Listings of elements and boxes
——
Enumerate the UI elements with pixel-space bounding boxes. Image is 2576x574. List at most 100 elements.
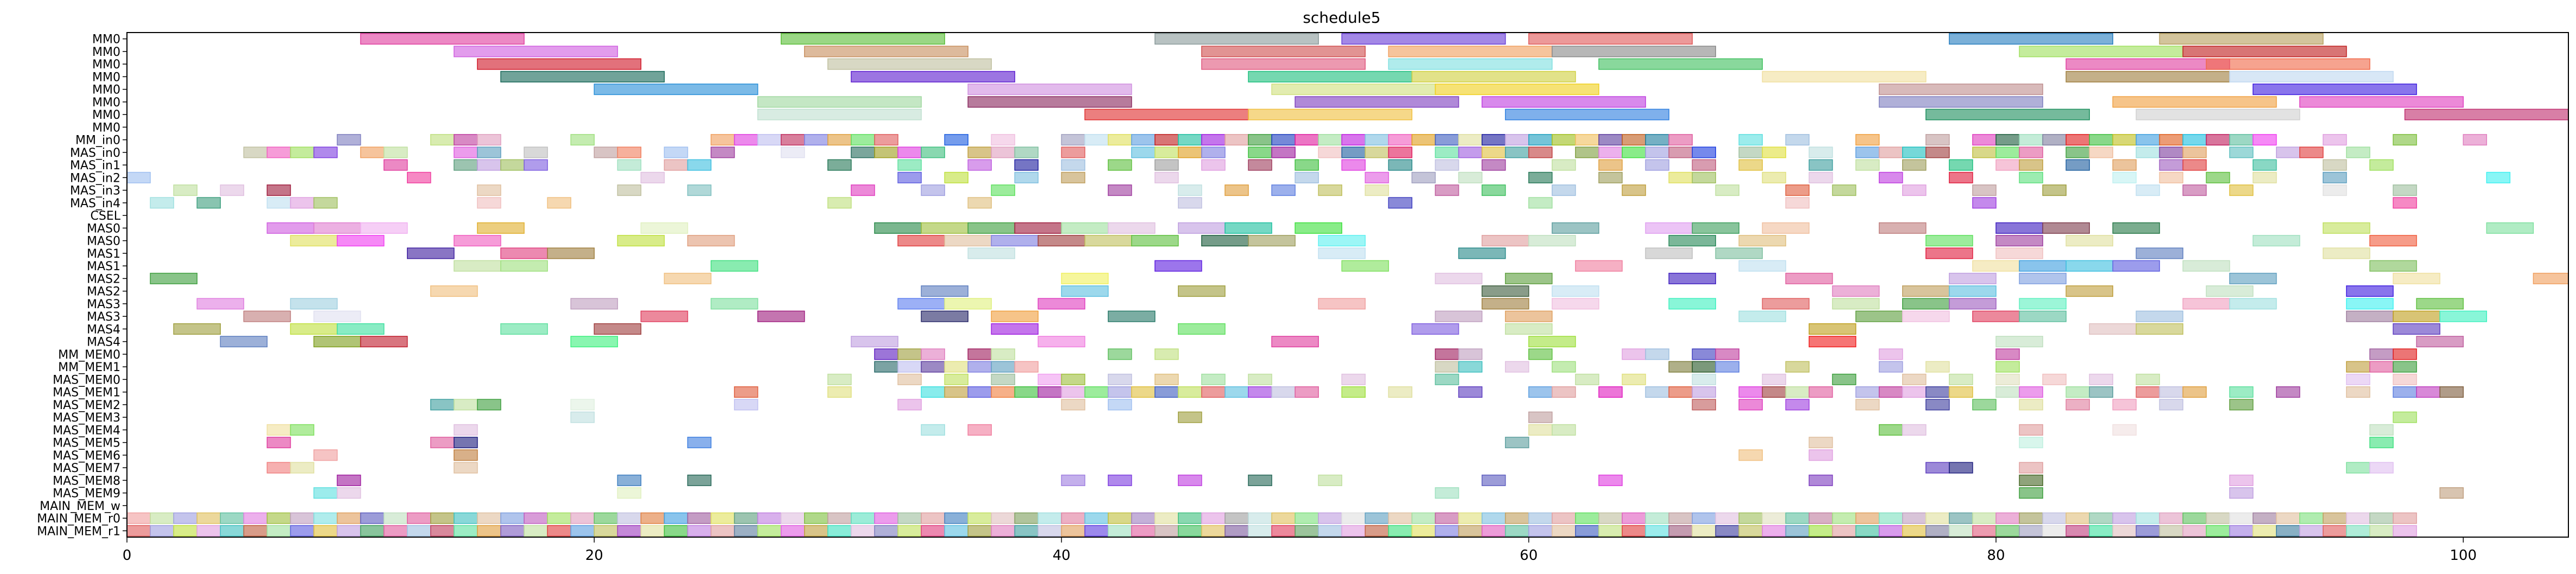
task-bar bbox=[1925, 386, 1950, 398]
task-bar bbox=[1434, 84, 1599, 95]
task-bar bbox=[1738, 525, 1763, 537]
task-bar bbox=[547, 247, 595, 259]
task-bar bbox=[1107, 474, 1132, 486]
task-bar bbox=[1037, 235, 1086, 247]
task-bar bbox=[2393, 525, 2417, 537]
task-bar bbox=[1949, 386, 1973, 398]
task-bar bbox=[1388, 512, 1413, 524]
task-bar bbox=[290, 298, 338, 310]
task-bar bbox=[2323, 159, 2347, 171]
y-tick-label: MAS2 bbox=[87, 285, 120, 299]
task-bar bbox=[2065, 159, 2090, 171]
task-bar bbox=[1014, 386, 1039, 398]
task-bar bbox=[1364, 146, 1389, 158]
task-bar bbox=[1061, 373, 1086, 385]
y-tick-label: MM0 bbox=[92, 96, 120, 110]
task-bar bbox=[1738, 134, 1763, 146]
task-bar bbox=[664, 159, 688, 171]
task-bar bbox=[360, 525, 385, 537]
task-bar bbox=[2275, 512, 2300, 524]
task-bar bbox=[430, 512, 455, 524]
task-bar bbox=[687, 159, 712, 171]
task-bar bbox=[1458, 348, 1483, 360]
task-bar bbox=[2112, 399, 2137, 411]
task-bar bbox=[1575, 373, 1599, 385]
task-bar bbox=[1388, 525, 1413, 537]
task-bar bbox=[360, 512, 385, 524]
task-bar bbox=[2229, 512, 2254, 524]
task-bar bbox=[1575, 512, 1599, 524]
task-bar bbox=[1878, 424, 1903, 436]
task-bar bbox=[454, 424, 478, 436]
task-bar bbox=[524, 159, 548, 171]
task-bar bbox=[524, 146, 548, 158]
task-bar bbox=[126, 171, 151, 183]
task-bar bbox=[243, 512, 268, 524]
task-bar bbox=[1808, 336, 1857, 348]
task-bar bbox=[1107, 159, 1132, 171]
task-bar bbox=[477, 512, 501, 524]
task-bar bbox=[407, 512, 431, 524]
task-bar bbox=[1785, 399, 1810, 411]
task-bar bbox=[921, 512, 945, 524]
task-bar bbox=[1271, 184, 1296, 196]
task-bar bbox=[1855, 159, 1880, 171]
task-bar bbox=[991, 525, 1016, 537]
task-bar bbox=[1925, 512, 1950, 524]
task-bar bbox=[454, 235, 501, 247]
task-bar bbox=[290, 235, 338, 247]
task-bar bbox=[1154, 386, 1179, 398]
task-bar bbox=[2182, 298, 2230, 310]
task-bar bbox=[1434, 159, 1459, 171]
task-bar bbox=[1318, 298, 1366, 310]
task-bar bbox=[1878, 361, 1903, 373]
task-bar bbox=[336, 323, 385, 335]
task-bar bbox=[1925, 235, 1973, 247]
task-bar bbox=[1225, 512, 1249, 524]
task-bar bbox=[1785, 361, 1810, 373]
task-bar bbox=[1808, 323, 1857, 335]
task-bar bbox=[1107, 222, 1156, 234]
task-bar bbox=[454, 159, 478, 171]
task-bar bbox=[2019, 512, 2043, 524]
task-bar bbox=[2205, 512, 2230, 524]
task-bar bbox=[1248, 512, 1272, 524]
task-bar bbox=[1084, 235, 1132, 247]
task-bar bbox=[1949, 159, 1973, 171]
task-bar bbox=[664, 512, 688, 524]
task-bar bbox=[1061, 474, 1086, 486]
x-tick-label: 0 bbox=[123, 547, 132, 564]
task-bar bbox=[1295, 96, 1459, 108]
task-bar bbox=[921, 146, 945, 158]
task-bar bbox=[454, 134, 478, 146]
plot-frame bbox=[126, 32, 2569, 538]
task-bar bbox=[2019, 474, 2043, 486]
task-bar bbox=[2019, 386, 2043, 398]
task-bar bbox=[2275, 386, 2300, 398]
task-bar bbox=[1295, 525, 1319, 537]
task-bar bbox=[2042, 373, 2067, 385]
task-bar bbox=[1131, 235, 1179, 247]
task-bar bbox=[944, 386, 968, 398]
task-bar bbox=[1528, 33, 1693, 45]
task-bar bbox=[734, 386, 758, 398]
y-tick-label: MAS2 bbox=[87, 272, 120, 286]
task-bar bbox=[1411, 71, 1576, 82]
task-bar bbox=[1388, 146, 1413, 158]
task-bar bbox=[2019, 46, 2184, 58]
task-bar bbox=[1341, 373, 1366, 385]
task-bar bbox=[1271, 134, 1296, 146]
task-bar bbox=[1902, 298, 1950, 310]
task-bar bbox=[967, 361, 992, 373]
task-bar bbox=[2369, 437, 2394, 449]
task-bar bbox=[780, 525, 805, 537]
task-bar bbox=[1248, 386, 1272, 398]
task-bar bbox=[1668, 146, 1693, 158]
task-bar bbox=[1341, 134, 1366, 146]
task-bar bbox=[243, 525, 268, 537]
task-bar bbox=[1785, 272, 1833, 284]
task-bar bbox=[313, 222, 361, 234]
task-bar bbox=[991, 348, 1016, 360]
task-bar bbox=[1225, 386, 1249, 398]
task-bar bbox=[570, 298, 619, 310]
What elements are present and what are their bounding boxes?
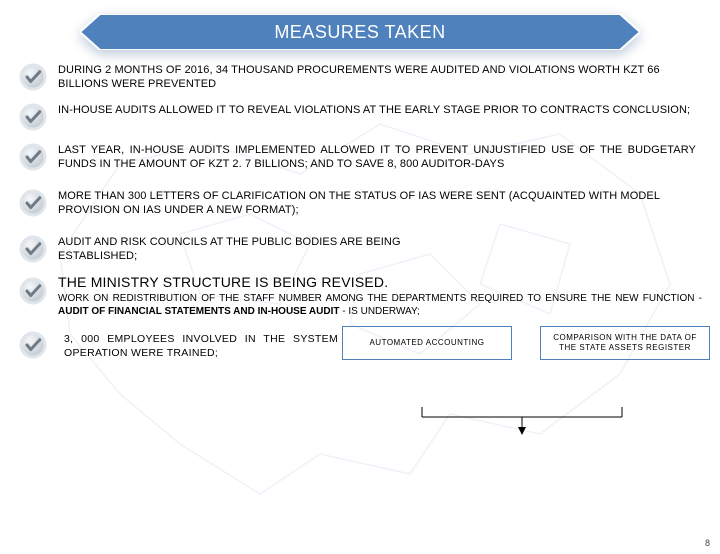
bullet-text: LAST YEAR, IN-HOUSE AUDITS IMPLEMENTED A… — [58, 140, 702, 171]
bullet-text: DURING 2 MONTHS OF 2016, 34 THOUSAND PRO… — [58, 60, 702, 91]
ministry-body-post: - IS UNDERWAY; — [339, 306, 419, 317]
bullet-item: DURING 2 MONTHS OF 2016, 34 THOUSAND PRO… — [18, 60, 702, 92]
check-icon — [18, 62, 48, 92]
ministry-body-bold: AUDIT OF FINANCIAL STATEMENTS AND IN-HOU… — [58, 306, 339, 317]
bullet-item: LAST YEAR, IN-HOUSE AUDITS IMPLEMENTED A… — [18, 140, 702, 172]
bullet-text: MORE THAN 300 LETTERS OF CLARIFICATION O… — [58, 186, 702, 217]
check-icon — [18, 188, 48, 218]
check-icon — [18, 142, 48, 172]
ministry-heading: THE MINISTRY STRUCTURE IS BEING REVISED. — [58, 274, 702, 290]
bullet-item: AUDIT AND RISK COUNCILS AT THE PUBLIC BO… — [18, 232, 702, 264]
page-title: MEASURES TAKEN — [80, 14, 640, 50]
bullet-text: 3, 000 EMPLOYEES INVOLVED IN THE SYSTEM … — [58, 328, 338, 360]
bullet-text: AUDIT AND RISK COUNCILS AT THE PUBLIC BO… — [58, 232, 418, 263]
header-banner: MEASURES TAKEN — [80, 14, 640, 50]
check-icon — [18, 234, 48, 264]
bullet-item: MORE THAN 300 LETTERS OF CLARIFICATION O… — [18, 186, 702, 218]
bullet-text: IN-HOUSE AUDITS ALLOWED IT TO REVEAL VIO… — [58, 100, 702, 117]
ministry-body-pre: WORK ON REDISTRIBUTION OF THE STAFF NUMB… — [58, 293, 702, 304]
check-icon — [18, 330, 48, 360]
ministry-body: WORK ON REDISTRIBUTION OF THE STAFF NUMB… — [58, 292, 702, 318]
content-area-2: 3, 000 EMPLOYEES INVOLVED IN THE SYSTEM … — [0, 328, 720, 360]
content-area: DURING 2 MONTHS OF 2016, 34 THOUSAND PRO… — [0, 60, 720, 318]
bullet-item: IN-HOUSE AUDITS ALLOWED IT TO REVEAL VIO… — [18, 100, 702, 132]
check-icon — [18, 102, 48, 132]
bullet-item: THE MINISTRY STRUCTURE IS BEING REVISED.… — [18, 274, 702, 318]
bullet-item: 3, 000 EMPLOYEES INVOLVED IN THE SYSTEM … — [18, 328, 702, 360]
check-icon — [18, 276, 48, 306]
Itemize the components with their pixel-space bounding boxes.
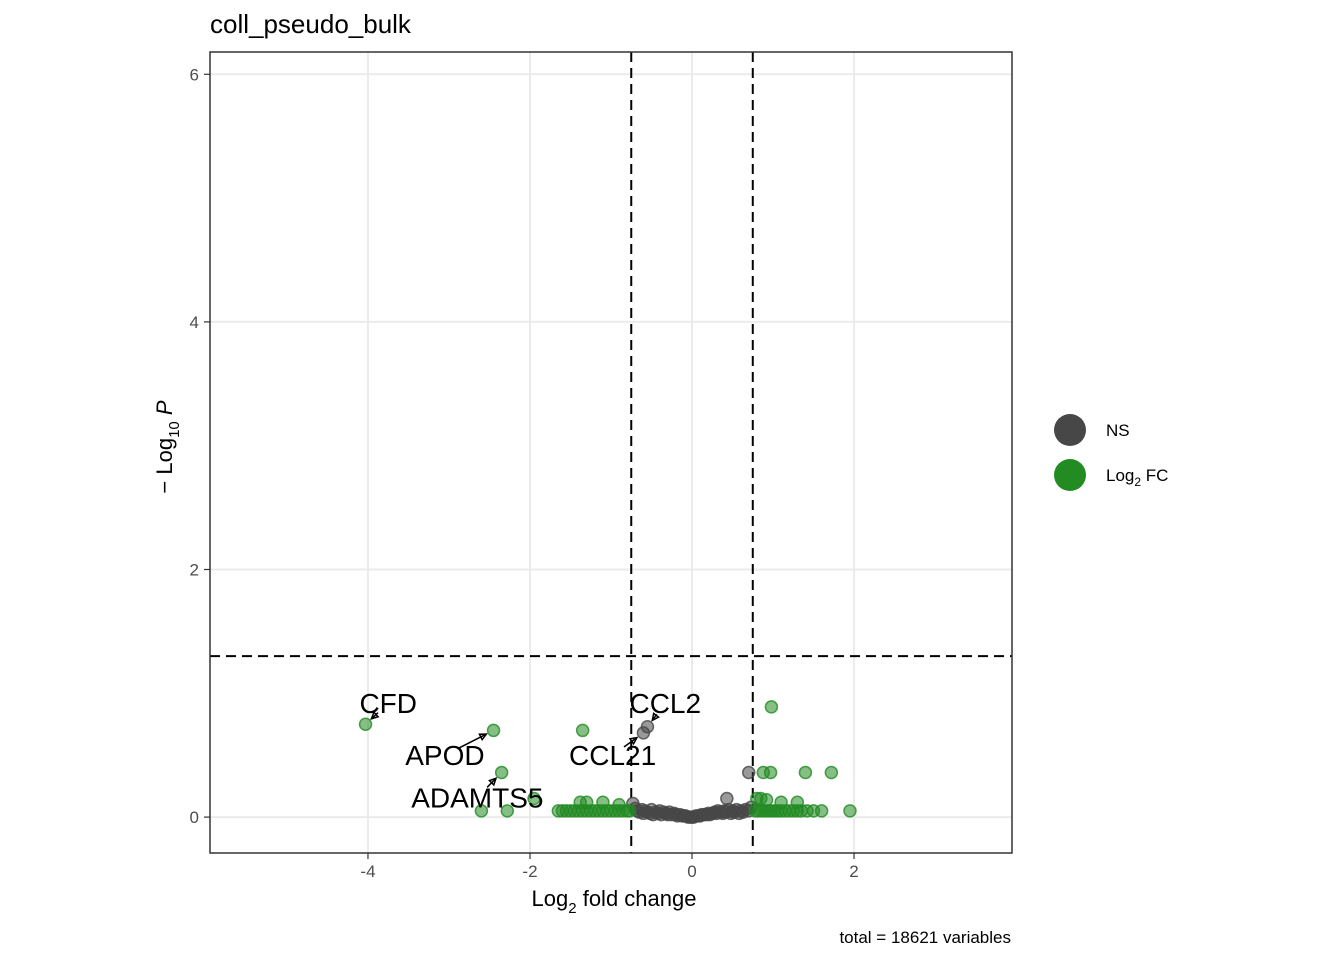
——
Task goal ->
Copy, word for word, every line of the listing from the one containing "bullet-text: LAST YEAR, IN-HOUSE" down to the one containing "bullet-item: AUDIT AND", with both of those lines included.

Output of the task ->
bullet-text: LAST YEAR, IN-HOUSE AUDITS IMPLEMENTED A… — [58, 140, 702, 171]
bullet-text: DURING 2 MONTHS OF 2016, 34 THOUSAND PRO… — [58, 60, 702, 91]
ministry-body-post: - IS UNDERWAY; — [339, 306, 419, 317]
bullet-item: DURING 2 MONTHS OF 2016, 34 THOUSAND PRO… — [18, 60, 702, 92]
check-icon — [18, 62, 48, 92]
ministry-body-bold: AUDIT OF FINANCIAL STATEMENTS AND IN-HOU… — [58, 306, 339, 317]
bullet-item: LAST YEAR, IN-HOUSE AUDITS IMPLEMENTED A… — [18, 140, 702, 172]
bullet-text: MORE THAN 300 LETTERS OF CLARIFICATION O… — [58, 186, 702, 217]
check-icon — [18, 188, 48, 218]
check-icon — [18, 142, 48, 172]
ministry-heading: THE MINISTRY STRUCTURE IS BEING REVISED. — [58, 274, 702, 290]
bullet-item: AUDIT AND RISK COUNCILS AT THE PUBLIC BO… — [18, 232, 702, 264]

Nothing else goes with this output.